# START OF ROWS
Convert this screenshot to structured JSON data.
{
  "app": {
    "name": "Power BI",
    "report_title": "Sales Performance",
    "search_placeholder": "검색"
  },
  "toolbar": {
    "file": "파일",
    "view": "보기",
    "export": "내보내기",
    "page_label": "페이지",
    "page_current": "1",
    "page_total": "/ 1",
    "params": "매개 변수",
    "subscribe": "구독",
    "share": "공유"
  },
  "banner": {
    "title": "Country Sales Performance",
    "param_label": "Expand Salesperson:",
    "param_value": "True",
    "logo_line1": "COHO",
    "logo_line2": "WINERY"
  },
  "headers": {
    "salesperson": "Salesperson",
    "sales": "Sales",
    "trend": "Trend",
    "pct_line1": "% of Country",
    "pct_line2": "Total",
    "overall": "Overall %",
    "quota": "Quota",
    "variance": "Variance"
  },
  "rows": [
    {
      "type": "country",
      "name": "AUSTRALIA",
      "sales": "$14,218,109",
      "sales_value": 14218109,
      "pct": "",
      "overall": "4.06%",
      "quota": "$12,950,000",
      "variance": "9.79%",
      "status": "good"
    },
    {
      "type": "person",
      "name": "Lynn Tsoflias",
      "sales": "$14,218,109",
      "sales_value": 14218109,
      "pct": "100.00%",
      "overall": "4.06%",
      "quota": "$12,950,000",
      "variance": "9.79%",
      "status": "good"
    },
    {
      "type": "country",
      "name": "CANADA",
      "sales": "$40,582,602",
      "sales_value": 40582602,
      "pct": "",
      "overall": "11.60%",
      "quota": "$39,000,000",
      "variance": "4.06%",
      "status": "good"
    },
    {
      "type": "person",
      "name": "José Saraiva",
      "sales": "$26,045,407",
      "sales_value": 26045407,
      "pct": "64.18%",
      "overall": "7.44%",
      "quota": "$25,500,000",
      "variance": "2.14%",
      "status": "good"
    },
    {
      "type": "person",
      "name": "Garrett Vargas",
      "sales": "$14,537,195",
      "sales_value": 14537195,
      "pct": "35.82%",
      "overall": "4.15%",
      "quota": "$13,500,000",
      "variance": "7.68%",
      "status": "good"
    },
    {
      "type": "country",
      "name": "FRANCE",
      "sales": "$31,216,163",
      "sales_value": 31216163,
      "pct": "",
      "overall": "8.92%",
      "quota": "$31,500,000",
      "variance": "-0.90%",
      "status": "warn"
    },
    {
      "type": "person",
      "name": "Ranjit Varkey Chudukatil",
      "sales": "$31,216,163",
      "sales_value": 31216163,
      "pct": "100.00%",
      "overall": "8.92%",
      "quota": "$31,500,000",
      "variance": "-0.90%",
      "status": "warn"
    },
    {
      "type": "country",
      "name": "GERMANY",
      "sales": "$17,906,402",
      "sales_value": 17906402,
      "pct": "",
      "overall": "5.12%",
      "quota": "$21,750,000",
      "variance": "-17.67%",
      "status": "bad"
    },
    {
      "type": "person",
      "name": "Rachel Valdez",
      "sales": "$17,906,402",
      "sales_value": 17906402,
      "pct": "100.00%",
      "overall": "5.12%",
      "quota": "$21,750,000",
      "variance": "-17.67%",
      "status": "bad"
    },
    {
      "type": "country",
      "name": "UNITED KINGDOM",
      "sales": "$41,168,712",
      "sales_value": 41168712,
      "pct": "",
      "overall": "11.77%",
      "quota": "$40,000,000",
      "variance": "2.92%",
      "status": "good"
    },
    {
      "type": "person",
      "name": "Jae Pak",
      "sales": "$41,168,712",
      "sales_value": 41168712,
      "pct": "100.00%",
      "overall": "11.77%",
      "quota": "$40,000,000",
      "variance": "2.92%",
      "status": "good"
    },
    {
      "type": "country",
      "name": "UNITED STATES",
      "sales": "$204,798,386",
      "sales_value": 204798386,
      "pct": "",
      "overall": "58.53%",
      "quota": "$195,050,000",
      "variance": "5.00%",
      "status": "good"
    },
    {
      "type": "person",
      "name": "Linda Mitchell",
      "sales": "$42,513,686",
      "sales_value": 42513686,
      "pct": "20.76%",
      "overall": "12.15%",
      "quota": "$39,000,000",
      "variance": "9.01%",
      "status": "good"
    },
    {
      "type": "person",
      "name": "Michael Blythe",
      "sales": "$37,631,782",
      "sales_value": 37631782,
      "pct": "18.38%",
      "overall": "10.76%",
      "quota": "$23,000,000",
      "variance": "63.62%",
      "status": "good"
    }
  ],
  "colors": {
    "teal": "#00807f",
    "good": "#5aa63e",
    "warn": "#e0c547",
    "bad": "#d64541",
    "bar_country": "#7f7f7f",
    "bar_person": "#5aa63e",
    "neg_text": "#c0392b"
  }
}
# END OF ROWS
# START OF ROWS
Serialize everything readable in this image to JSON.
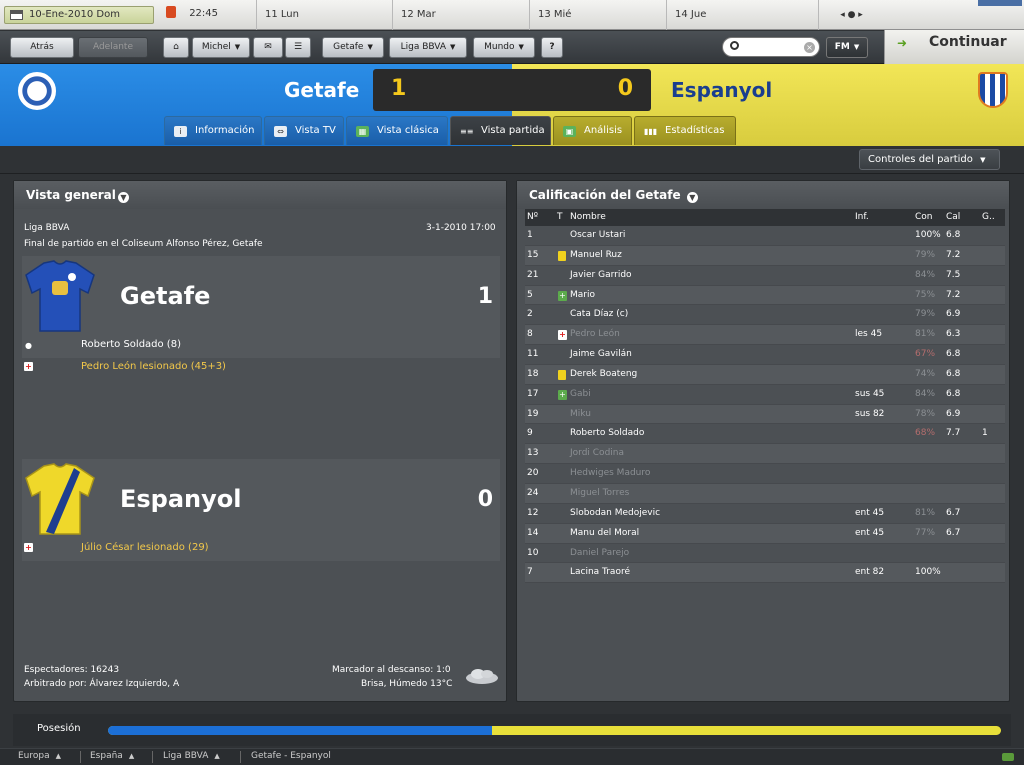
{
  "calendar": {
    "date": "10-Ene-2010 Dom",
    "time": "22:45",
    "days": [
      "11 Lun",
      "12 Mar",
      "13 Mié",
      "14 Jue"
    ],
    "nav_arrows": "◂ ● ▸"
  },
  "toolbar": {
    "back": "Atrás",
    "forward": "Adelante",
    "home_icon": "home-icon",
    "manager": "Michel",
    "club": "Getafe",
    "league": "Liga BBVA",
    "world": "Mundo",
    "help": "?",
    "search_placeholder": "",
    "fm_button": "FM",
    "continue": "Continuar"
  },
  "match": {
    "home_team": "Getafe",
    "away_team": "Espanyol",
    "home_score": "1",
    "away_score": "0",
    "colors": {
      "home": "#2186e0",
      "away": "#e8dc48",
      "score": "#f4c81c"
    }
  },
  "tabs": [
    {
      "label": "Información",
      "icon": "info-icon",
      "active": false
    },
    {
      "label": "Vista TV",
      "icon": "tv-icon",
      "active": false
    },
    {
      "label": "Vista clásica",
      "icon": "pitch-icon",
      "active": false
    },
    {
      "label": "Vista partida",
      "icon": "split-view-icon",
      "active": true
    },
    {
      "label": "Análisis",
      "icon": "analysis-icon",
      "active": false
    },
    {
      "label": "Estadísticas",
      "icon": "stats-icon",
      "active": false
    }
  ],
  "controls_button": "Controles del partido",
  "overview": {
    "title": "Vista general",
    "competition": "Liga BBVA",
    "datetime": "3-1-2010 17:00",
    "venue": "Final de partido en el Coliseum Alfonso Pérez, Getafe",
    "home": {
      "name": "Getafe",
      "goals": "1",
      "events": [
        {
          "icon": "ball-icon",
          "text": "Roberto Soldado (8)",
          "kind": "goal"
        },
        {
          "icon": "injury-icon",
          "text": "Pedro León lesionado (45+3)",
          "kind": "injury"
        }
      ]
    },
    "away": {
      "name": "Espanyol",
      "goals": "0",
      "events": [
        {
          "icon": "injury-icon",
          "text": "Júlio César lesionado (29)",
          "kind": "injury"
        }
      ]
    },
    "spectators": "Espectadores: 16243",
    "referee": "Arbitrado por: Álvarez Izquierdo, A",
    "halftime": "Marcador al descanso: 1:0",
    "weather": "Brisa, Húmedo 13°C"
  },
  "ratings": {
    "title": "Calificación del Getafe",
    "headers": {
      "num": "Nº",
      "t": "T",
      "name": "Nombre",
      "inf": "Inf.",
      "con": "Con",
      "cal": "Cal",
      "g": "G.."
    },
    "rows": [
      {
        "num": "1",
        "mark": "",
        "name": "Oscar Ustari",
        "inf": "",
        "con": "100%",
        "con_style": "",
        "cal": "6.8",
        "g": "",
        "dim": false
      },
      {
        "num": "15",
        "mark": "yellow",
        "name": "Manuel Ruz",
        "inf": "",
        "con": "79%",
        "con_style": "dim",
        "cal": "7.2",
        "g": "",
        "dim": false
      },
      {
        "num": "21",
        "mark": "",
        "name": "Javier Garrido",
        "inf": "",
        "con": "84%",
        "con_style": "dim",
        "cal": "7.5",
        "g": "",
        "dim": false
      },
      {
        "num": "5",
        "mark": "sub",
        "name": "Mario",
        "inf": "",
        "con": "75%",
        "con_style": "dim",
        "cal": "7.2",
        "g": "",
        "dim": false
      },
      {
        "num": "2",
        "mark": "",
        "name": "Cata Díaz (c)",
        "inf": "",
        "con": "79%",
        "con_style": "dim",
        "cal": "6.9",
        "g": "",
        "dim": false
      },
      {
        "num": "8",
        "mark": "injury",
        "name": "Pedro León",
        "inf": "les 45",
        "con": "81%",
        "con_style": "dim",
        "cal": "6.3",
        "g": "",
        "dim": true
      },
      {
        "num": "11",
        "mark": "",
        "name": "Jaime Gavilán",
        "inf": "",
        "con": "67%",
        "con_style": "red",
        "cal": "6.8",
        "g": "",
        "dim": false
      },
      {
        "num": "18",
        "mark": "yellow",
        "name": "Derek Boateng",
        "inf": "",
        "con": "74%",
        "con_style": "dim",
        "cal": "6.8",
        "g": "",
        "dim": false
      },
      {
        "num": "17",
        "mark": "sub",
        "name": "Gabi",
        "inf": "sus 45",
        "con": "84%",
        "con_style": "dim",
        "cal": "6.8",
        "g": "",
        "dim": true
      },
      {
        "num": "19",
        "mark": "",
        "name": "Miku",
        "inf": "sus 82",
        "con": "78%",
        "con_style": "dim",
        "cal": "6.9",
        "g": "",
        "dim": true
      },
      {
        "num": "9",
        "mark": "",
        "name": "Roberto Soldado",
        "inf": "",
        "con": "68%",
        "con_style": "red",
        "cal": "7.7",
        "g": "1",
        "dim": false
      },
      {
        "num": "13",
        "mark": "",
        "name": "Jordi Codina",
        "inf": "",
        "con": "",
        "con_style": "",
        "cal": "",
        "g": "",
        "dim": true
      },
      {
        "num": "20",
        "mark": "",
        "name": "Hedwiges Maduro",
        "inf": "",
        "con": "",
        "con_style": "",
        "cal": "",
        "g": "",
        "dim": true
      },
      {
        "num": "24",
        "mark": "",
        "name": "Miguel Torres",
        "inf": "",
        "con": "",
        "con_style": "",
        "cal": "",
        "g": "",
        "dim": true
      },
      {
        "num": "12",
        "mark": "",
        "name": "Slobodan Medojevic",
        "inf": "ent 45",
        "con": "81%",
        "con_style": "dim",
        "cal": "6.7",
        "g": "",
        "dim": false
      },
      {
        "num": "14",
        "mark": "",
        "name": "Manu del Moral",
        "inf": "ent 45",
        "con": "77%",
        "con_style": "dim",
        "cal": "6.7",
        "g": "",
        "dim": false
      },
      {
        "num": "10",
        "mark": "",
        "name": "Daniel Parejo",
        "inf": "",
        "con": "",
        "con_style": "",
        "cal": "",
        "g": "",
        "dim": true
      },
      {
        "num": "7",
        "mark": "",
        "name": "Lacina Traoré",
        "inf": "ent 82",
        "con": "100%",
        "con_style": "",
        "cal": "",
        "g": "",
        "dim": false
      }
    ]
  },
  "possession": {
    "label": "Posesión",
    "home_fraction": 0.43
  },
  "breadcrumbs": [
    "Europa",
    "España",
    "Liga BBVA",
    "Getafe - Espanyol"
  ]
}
# END OF ROWS
# START OF ROWS
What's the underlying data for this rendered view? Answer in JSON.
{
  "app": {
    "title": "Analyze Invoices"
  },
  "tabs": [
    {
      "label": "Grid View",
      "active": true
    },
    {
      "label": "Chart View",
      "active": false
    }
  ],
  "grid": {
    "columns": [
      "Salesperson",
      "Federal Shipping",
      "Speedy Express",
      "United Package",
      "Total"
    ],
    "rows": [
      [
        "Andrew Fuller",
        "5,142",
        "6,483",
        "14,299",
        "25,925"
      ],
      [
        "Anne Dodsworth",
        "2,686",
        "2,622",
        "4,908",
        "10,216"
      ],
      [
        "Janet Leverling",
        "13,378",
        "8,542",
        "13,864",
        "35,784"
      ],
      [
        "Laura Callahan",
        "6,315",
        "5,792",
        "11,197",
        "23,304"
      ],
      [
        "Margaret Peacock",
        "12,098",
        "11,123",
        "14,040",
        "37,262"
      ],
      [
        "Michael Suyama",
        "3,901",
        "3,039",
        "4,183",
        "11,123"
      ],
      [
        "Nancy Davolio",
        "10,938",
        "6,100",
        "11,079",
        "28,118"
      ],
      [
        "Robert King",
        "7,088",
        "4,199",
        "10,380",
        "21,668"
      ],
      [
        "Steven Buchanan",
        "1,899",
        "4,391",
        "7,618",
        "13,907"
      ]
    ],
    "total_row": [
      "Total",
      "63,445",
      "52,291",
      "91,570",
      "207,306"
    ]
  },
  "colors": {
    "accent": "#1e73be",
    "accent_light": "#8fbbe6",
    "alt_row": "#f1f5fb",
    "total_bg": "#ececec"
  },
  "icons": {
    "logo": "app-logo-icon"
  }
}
# END OF ROWS
SET TASK — Using the listing, collect all lines in which the string "Getafe" is found.

WRITTEN SOLUTION —
    "club": "Getafe",
    "home_team": "Getafe",
    "venue": "Final de partido en el Coliseum Alfonso Pérez, Getafe",
      "name": "Getafe",
    "title": "Calificación del Getafe",
    "Getafe - Espanyol"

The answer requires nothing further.